Tuesday, April 16, 2013

A baby must learn to stand before he can walk.




I'm trying to work with Jaxon on sitting up. I will sit him upright and he will lean forward and stay that way, for about a second. Then he topples over this way or that and I pick him up and start again.  I think that is how my relationship with God is. He sets me up and with hands at the ready, waits for me to fall and learn. Then He picks me up and we do it again.

There are so many things in life that I want now. I want my food addiction to be gone. I want to be skinny. I want to accomplish all of my adventures. I want my freedom and 8 hours of sleep back. I want a house with a backyard. I want to be debt free. Yet in all of these things God is making me wait. I have to take each one step by step. It is hard for me to wait. I want to see the fruits of my labor now. I want to eat dessert without eating first my veggies. I want to cross the finish line without running the race.

Much of my problem with waiting is that I am lazy. I don't mind working for something if I know that I am going to get paid for it. But hard work has never been in my plans. I could never be a construction worker, or a farmer. Hard physical work isn't in my jeans.  Working 14 hours on a puzzle or an administrative problem is more up my alley.

I think that is why I don't want to change certain things, because it will require work. But God is slowly teaching me patience. He is teaching me that I have to put one foot in front of the other and learn to balance before I can stand.

* **DATASET EXTRACT**:
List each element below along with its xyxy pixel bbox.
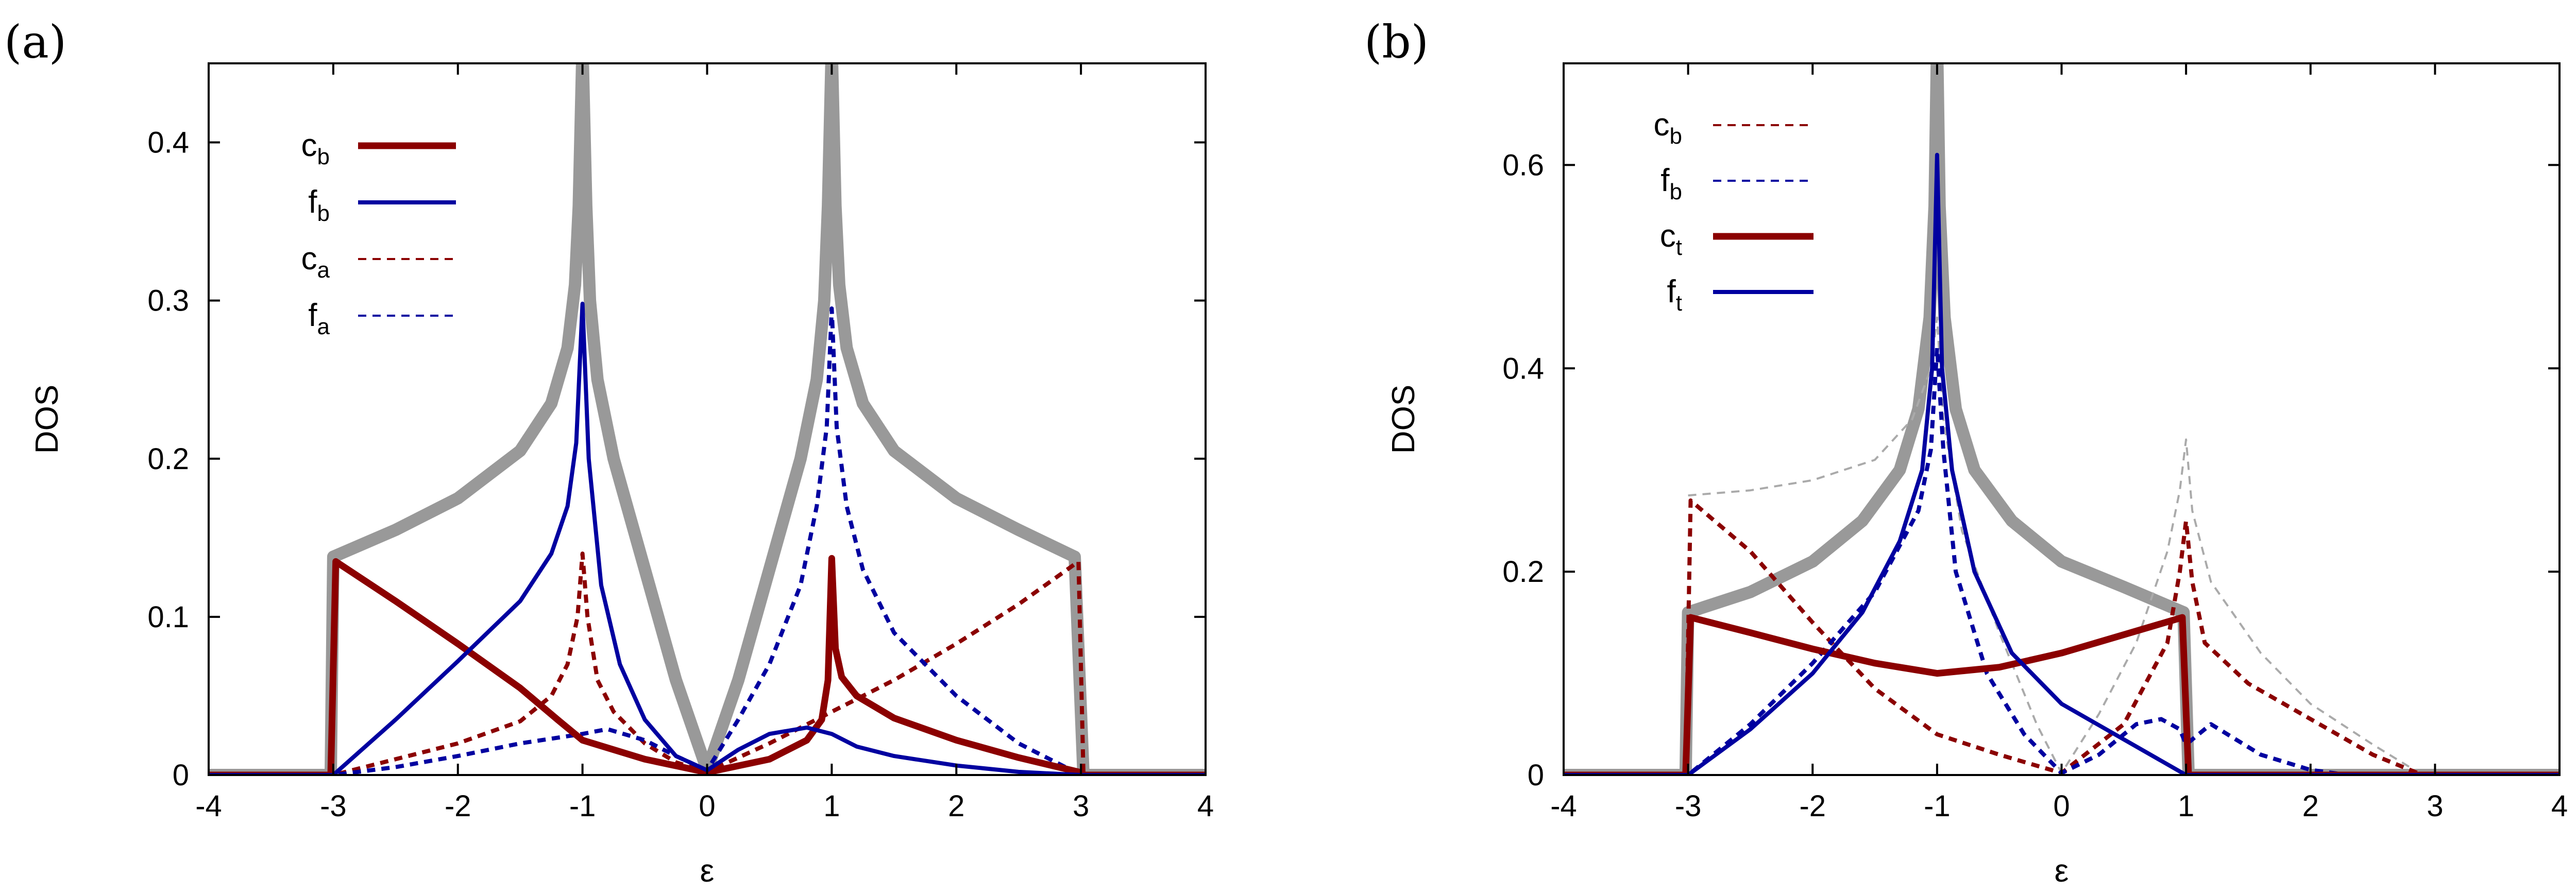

* **CHALLENGES**:
A: Set down the passage of the blog post on learning patience from "Much of my problem" up to and including "I can stand.".
B: In the blog post on learning patience, how long does Jaxon stay leaning forward after being set upright?
C: Write what comes next in the blog post on learning patience, picking up after its final sentence.

* **EXERCISE RESULTS**:
A:
Much of my problem with waiting is that I am lazy. I don't mind working for something if I know that I am going to get paid for it. But hard work has never been in my plans. I could never be a construction worker, or a farmer. Hard physical work isn't in my jeans.  Working 14 hours on a puzzle or an administrative problem is more up my alley.

I think that is why I don't want to change certain things, because it will require work. But God is slowly teaching me patience. He is teaching me that I have to put one foot in front of the other and learn to balance before I can stand.

B: About a second.

C:
Balancing is very hard to learn. At first we need help balancing. Using tools to keep us upright.  I am learning that you can't have play time with out the work.  How there is time for hard work and if you skip that then you are skipping the blessings that come from hard work. And yes, hard work is tiring but the Bible says.
 in Isaiah 40:31:


 
But they that wait upon the Lord shall renew their strength; they shall mount up with wings as eagles; they shall run, and not be weary; and they shall walk, and not faint.


This is my new favorite verse. I also like 1 Corinthians 9:24

Do you not know that in a race all the runners run, but only one gets the prize? Run in such a way as to get the prize.

So I am going to keep putting one foot in front of the other. Gaining my balance. Slowly learning to trust in God, that His timing is perfect and that this season of waiting and work is going to reap a huge bounty.


How about you? What are you waiting on? What is the Lord teaching you right now?


7 comments:

  1. He's teaching me to Love those who hurt me. Love is the greatest commandment. It's so hard, but with Him I can do it because He's the one who commanded me to Love those who hurt me.

    Loved this post, T. Great job.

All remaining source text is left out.